WHAT IS ASKED: Pull every line containing "표현하는" from the entries.

RECORDS FOR THIS EXERCISE:
☆ ☆ ☆ ☆
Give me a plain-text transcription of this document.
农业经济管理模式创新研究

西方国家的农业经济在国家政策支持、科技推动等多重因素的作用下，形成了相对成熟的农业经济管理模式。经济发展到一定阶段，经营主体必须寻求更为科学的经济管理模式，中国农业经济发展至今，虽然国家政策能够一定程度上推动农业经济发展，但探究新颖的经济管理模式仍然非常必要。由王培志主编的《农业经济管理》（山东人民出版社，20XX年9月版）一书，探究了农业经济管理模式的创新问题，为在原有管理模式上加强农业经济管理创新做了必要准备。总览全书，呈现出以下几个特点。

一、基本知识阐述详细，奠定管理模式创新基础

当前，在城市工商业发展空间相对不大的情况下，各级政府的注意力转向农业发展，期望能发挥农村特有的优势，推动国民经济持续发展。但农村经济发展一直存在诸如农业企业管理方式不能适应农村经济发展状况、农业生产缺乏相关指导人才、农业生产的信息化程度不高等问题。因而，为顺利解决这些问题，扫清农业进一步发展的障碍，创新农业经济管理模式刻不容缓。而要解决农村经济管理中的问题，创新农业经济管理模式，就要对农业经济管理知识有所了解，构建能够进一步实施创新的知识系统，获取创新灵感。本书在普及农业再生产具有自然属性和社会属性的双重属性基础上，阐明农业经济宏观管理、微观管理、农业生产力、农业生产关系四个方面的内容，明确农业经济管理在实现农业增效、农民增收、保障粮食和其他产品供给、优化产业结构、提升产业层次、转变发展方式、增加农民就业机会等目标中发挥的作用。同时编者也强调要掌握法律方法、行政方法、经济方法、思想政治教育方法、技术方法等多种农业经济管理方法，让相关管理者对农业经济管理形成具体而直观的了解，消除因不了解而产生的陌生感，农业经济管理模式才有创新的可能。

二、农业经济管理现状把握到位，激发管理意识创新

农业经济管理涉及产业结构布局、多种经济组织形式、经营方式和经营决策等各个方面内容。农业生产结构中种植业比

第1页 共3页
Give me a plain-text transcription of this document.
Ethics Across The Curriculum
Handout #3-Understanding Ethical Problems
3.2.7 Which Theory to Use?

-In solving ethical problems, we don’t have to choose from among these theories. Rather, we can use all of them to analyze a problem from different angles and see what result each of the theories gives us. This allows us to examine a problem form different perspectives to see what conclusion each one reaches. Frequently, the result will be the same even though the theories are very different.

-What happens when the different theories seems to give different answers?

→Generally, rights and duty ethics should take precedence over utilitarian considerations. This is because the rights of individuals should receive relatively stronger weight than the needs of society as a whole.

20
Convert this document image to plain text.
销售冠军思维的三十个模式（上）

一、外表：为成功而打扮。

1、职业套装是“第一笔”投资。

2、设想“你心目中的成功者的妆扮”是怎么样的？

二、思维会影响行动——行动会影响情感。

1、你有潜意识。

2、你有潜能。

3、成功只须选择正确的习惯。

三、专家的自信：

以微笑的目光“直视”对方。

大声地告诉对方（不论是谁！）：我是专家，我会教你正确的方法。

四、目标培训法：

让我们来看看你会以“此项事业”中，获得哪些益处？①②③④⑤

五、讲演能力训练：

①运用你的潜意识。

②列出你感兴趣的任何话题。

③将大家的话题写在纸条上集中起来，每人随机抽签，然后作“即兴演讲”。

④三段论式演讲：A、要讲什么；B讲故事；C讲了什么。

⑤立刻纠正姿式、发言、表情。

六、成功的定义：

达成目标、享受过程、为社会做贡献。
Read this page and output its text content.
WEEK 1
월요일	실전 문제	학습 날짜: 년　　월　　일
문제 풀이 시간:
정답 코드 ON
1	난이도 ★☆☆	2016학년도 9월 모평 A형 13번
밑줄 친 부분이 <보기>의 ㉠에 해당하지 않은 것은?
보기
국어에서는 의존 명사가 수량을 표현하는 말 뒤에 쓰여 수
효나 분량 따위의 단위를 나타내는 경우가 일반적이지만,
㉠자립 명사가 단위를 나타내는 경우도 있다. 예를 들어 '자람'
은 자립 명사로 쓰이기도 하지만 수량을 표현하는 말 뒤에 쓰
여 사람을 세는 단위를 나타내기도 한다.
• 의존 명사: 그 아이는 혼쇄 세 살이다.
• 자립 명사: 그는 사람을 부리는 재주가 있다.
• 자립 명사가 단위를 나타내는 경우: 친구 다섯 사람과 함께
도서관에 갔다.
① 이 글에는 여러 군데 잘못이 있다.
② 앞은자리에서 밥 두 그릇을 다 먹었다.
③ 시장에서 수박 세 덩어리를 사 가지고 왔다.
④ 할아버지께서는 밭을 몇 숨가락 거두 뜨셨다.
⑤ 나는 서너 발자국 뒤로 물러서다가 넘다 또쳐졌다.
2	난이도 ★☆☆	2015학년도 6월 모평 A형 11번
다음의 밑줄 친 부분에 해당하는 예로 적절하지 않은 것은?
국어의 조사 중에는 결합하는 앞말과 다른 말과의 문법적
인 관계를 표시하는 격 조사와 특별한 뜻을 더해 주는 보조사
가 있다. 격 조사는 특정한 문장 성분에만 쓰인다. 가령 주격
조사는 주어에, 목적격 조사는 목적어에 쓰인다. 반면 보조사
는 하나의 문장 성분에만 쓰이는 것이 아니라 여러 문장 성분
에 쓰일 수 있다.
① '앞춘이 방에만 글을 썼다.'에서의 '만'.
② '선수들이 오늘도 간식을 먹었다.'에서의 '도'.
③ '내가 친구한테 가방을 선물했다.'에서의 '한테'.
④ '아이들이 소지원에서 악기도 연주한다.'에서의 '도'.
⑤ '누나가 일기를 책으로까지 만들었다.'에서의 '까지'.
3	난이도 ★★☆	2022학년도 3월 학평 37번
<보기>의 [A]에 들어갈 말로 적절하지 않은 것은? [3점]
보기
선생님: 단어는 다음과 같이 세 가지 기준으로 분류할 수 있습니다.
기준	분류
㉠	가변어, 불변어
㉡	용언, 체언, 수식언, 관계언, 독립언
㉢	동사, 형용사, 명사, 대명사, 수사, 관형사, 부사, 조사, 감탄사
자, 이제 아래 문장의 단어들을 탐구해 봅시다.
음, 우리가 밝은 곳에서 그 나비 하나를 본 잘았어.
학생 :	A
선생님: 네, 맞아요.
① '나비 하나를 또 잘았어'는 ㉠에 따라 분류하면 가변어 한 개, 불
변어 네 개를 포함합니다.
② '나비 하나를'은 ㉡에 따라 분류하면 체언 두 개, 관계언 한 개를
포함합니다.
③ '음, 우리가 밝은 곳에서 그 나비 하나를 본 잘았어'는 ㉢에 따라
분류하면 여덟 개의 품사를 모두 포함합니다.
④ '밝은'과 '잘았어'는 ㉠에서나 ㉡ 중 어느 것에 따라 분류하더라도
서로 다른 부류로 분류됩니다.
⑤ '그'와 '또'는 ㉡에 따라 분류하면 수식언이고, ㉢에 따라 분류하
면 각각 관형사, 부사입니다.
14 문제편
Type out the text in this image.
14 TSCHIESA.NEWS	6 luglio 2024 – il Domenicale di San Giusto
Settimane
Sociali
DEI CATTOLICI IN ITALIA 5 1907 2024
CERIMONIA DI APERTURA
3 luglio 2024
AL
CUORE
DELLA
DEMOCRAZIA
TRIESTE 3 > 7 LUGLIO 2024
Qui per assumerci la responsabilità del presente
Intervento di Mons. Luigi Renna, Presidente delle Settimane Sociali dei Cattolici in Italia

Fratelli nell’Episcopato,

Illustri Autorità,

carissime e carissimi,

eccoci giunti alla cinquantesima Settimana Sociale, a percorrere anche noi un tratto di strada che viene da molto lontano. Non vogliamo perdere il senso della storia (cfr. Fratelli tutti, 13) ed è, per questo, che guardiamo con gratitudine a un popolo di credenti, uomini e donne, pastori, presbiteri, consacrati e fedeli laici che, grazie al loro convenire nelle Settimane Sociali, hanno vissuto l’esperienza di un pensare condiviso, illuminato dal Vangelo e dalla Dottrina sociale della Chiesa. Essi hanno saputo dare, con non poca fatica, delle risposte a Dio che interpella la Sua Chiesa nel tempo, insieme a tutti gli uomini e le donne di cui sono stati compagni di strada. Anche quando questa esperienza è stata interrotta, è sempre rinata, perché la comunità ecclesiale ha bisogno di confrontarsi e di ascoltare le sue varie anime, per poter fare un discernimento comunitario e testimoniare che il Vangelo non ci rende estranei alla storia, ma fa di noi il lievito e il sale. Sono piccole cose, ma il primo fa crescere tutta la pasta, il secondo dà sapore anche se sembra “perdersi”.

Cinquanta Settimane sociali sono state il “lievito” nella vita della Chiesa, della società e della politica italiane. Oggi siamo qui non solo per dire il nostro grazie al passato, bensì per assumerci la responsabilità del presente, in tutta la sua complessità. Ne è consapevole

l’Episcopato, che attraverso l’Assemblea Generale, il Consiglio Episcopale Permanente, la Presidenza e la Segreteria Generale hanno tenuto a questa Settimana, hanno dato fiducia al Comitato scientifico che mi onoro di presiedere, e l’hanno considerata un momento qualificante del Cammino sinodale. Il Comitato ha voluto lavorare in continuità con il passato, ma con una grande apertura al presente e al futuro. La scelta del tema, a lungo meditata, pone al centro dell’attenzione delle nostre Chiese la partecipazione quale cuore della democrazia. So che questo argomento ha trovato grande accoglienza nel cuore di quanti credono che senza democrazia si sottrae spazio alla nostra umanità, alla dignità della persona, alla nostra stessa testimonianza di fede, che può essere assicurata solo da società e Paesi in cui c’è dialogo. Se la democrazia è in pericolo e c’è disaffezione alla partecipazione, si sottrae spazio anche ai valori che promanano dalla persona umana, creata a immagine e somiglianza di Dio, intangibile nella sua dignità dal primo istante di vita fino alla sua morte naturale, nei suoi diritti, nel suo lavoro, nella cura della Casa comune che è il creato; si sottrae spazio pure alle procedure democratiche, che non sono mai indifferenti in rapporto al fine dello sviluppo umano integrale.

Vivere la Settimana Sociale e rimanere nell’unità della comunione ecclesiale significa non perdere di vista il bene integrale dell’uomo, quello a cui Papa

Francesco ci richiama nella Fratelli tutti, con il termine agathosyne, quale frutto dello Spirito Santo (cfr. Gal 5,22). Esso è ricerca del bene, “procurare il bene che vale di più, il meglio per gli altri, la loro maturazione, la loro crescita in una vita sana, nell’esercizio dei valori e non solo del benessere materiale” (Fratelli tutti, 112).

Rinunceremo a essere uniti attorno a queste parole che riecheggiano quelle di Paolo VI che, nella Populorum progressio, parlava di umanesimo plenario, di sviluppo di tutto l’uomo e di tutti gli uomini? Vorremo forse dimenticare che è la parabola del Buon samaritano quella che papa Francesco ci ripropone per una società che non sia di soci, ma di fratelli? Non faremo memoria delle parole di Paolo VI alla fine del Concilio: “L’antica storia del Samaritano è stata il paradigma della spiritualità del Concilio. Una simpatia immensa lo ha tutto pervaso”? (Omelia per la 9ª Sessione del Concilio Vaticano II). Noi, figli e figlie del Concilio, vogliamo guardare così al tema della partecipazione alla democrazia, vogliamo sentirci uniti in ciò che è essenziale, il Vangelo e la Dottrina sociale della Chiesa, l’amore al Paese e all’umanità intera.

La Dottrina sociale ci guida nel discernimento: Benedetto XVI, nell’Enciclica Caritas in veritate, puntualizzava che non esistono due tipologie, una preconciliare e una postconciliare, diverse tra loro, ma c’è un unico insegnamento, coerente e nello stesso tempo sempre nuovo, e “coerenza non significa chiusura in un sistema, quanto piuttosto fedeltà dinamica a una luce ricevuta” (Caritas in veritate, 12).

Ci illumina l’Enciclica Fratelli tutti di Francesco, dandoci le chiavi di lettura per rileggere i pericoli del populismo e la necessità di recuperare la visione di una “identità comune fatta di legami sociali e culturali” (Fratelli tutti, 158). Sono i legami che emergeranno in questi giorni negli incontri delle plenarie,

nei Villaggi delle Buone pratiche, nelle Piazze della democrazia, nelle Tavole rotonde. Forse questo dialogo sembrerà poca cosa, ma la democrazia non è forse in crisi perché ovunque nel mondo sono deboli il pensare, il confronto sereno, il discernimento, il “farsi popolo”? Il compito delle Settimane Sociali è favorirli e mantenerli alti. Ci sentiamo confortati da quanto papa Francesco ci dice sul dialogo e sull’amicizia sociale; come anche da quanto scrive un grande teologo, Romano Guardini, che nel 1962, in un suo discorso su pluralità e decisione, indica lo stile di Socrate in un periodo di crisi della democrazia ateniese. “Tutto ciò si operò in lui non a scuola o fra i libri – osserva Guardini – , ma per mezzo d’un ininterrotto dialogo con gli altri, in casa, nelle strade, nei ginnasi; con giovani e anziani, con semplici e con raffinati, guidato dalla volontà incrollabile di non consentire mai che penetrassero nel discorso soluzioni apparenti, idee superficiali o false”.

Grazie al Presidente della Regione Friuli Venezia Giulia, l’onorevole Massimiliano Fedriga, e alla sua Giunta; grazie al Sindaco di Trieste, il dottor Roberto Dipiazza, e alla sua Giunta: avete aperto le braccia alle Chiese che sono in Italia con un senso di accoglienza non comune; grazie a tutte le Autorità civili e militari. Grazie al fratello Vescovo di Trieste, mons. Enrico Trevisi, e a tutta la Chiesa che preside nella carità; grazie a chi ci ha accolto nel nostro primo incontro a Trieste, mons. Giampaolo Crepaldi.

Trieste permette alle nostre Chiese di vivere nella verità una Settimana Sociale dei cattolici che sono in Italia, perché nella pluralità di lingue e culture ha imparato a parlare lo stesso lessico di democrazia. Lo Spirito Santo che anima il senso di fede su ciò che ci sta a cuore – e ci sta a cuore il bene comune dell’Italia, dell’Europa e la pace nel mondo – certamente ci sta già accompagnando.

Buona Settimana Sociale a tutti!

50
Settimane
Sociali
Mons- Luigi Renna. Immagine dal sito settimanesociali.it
☆ ☆ ☆ ☆
OUTPUT FOR THIS TASK:
국어에서는 의존 명사가 수량을 표현하는 말 뒤에 쓰여 수
은 자립 명사로 쓰이기도 하지만 수량을 표현하는 말 뒤에 쓰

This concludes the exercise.